[Work instructions]
Transcribe every line of the listing below without any deviation.

[Data for the task]

########

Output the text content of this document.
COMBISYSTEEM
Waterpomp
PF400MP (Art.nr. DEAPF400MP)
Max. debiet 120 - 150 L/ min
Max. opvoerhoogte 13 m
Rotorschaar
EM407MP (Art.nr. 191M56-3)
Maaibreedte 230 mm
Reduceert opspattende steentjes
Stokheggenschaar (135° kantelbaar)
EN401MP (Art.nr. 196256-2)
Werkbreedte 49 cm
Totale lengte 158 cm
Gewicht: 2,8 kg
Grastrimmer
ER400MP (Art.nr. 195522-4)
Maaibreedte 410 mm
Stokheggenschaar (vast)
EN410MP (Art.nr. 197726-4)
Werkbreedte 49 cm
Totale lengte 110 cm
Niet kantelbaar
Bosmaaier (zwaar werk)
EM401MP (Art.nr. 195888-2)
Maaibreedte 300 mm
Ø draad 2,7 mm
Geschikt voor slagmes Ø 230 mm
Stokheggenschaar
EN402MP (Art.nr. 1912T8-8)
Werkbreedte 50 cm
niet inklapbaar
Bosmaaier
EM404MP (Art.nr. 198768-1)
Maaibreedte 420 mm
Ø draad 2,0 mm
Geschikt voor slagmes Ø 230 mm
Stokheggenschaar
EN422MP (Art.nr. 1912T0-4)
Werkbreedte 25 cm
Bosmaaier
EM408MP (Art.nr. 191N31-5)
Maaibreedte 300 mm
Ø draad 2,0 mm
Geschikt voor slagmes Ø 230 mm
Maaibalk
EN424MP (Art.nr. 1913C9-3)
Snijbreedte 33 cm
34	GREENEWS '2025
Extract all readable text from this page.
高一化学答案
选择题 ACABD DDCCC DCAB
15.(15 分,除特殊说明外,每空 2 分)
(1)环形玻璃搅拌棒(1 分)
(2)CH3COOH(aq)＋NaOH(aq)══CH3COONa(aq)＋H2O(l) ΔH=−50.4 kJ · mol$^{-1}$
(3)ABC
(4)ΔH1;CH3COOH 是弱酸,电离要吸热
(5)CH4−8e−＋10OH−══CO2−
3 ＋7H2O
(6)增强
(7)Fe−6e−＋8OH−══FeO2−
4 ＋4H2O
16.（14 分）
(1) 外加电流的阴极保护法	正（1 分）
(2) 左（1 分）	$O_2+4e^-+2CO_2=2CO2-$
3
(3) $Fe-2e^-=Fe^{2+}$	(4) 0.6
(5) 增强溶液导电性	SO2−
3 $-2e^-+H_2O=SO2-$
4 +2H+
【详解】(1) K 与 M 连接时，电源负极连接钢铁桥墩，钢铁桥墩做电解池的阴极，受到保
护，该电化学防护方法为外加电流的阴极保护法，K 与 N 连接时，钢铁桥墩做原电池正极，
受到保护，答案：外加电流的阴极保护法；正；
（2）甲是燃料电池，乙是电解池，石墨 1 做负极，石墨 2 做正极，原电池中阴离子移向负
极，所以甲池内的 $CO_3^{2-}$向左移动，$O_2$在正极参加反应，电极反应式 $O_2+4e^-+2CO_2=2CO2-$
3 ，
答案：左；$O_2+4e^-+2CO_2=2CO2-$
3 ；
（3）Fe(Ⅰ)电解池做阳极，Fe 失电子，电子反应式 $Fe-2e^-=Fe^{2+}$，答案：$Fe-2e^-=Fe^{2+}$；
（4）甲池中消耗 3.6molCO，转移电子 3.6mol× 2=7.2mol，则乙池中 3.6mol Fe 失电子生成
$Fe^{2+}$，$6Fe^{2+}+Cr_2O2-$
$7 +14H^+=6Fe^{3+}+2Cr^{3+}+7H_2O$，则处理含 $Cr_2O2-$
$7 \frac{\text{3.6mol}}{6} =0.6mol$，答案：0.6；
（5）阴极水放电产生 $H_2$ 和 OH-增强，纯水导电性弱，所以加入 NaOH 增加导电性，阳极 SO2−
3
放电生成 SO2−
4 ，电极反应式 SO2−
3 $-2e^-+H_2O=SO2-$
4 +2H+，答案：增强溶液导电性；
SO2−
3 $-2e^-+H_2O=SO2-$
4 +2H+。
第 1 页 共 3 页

########

[Answer to this task]
Output the text content of this document.
COMBISYSTEEM
Waterpomp
PF400MP (Art.nr. DEAPF400MP)
Max. debiet 120 - 150 L/ min
Max. opvoerhoogte 13 m
Rotorschaar
EM407MP (Art.nr. 191M56-3)
Maaibreedte 230 mm
Reduceert opspattende steentjes
Stokheggenschaar (135° kantelbaar)
EN401MP (Art.nr. 196256-2)
Werkbreedte 49 cm
Totale lengte 158 cm
Gewicht: 2,8 kg
Grastrimmer
ER400MP (Art.nr. 195522-4)
Maaibreedte 410 mm
Stokheggenschaar (vast)
EN410MP (Art.nr. 197726-4)
Werkbreedte 49 cm
Totale lengte 110 cm
Niet kantelbaar
Bosmaaier (zwaar werk)
EM401MP (Art.nr. 195888-2)
Maaibreedte 300 mm
Ø draad 2,7 mm
Geschikt voor slagmes Ø 230 mm
Stokheggenschaar
EN402MP (Art.nr. 1912T8-8)
Werkbreedte 50 cm
niet inklapbaar
Bosmaaier
EM404MP (Art.nr. 198768-1)
Maaibreedte 420 mm
Ø draad 2,0 mm
Geschikt voor slagmes Ø 230 mm
Stokheggenschaar
EN422MP (Art.nr. 1912T0-4)
Werkbreedte 25 cm
Bosmaaier
EM408MP (Art.nr. 191N31-5)
Maaibreedte 300 mm
Ø draad 2,0 mm
Geschikt voor slagmes Ø 230 mm
Maaibalk
EN424MP (Art.nr. 1913C9-3)
Snijbreedte 33 cm
34	GREENEWS '2025
Extract all readable text from this page.
高一化学答案
选择题 ACABD DDCCC DCAB
15.(15 分,除特殊说明外,每空 2 分)
(1)环形玻璃搅拌棒(1 分)
(2)CH3COOH(aq)＋NaOH(aq)══CH3COONa(aq)＋H2O(l) ΔH=−50.4 kJ · mol$^{-1}$
(3)ABC
(4)ΔH1;CH3COOH 是弱酸,电离要吸热
(5)CH4−8e−＋10OH−══CO2−
3 ＋7H2O
(6)增强
(7)Fe−6e−＋8OH−══FeO2−
4 ＋4H2O
16.（14 分）
(1) 外加电流的阴极保护法	正（1 分）
(2) 左（1 分）	$O_2+4e^-+2CO_2=2CO2-$
3
(3) $Fe-2e^-=Fe^{2+}$	(4) 0.6
(5) 增强溶液导电性	SO2−
3 $-2e^-+H_2O=SO2-$
4 +2H+
【详解】(1) K 与 M 连接时，电源负极连接钢铁桥墩，钢铁桥墩做电解池的阴极，受到保
护，该电化学防护方法为外加电流的阴极保护法，K 与 N 连接时，钢铁桥墩做原电池正极，
受到保护，答案：外加电流的阴极保护法；正；
（2）甲是燃料电池，乙是电解池，石墨 1 做负极，石墨 2 做正极，原电池中阴离子移向负
极，所以甲池内的 $CO_3^{2-}$向左移动，$O_2$在正极参加反应，电极反应式 $O_2+4e^-+2CO_2=2CO2-$
3 ，
答案：左；$O_2+4e^-+2CO_2=2CO2-$
3 ；
（3）Fe(Ⅰ)电解池做阳极，Fe 失电子，电子反应式 $Fe-2e^-=Fe^{2+}$，答案：$Fe-2e^-=Fe^{2+}$；
（4）甲池中消耗 3.6molCO，转移电子 3.6mol× 2=7.2mol，则乙池中 3.6mol Fe 失电子生成
$Fe^{2+}$，$6Fe^{2+}+Cr_2O2-$
$7 +14H^+=6Fe^{3+}+2Cr^{3+}+7H_2O$，则处理含 $Cr_2O2-$
$7 \frac{\text{3.6mol}}{6} =0.6mol$，答案：0.6；
（5）阴极水放电产生 $H_2$ 和 OH-增强，纯水导电性弱，所以加入 NaOH 增加导电性，阳极 SO2−
3
放电生成 SO2−
4 ，电极反应式 SO2−
3 $-2e^-+H_2O=SO2-$
4 +2H+，答案：增强溶液导电性；
SO2−
3 $-2e^-+H_2O=SO2-$
4 +2H+。
第 1 页 共 3 页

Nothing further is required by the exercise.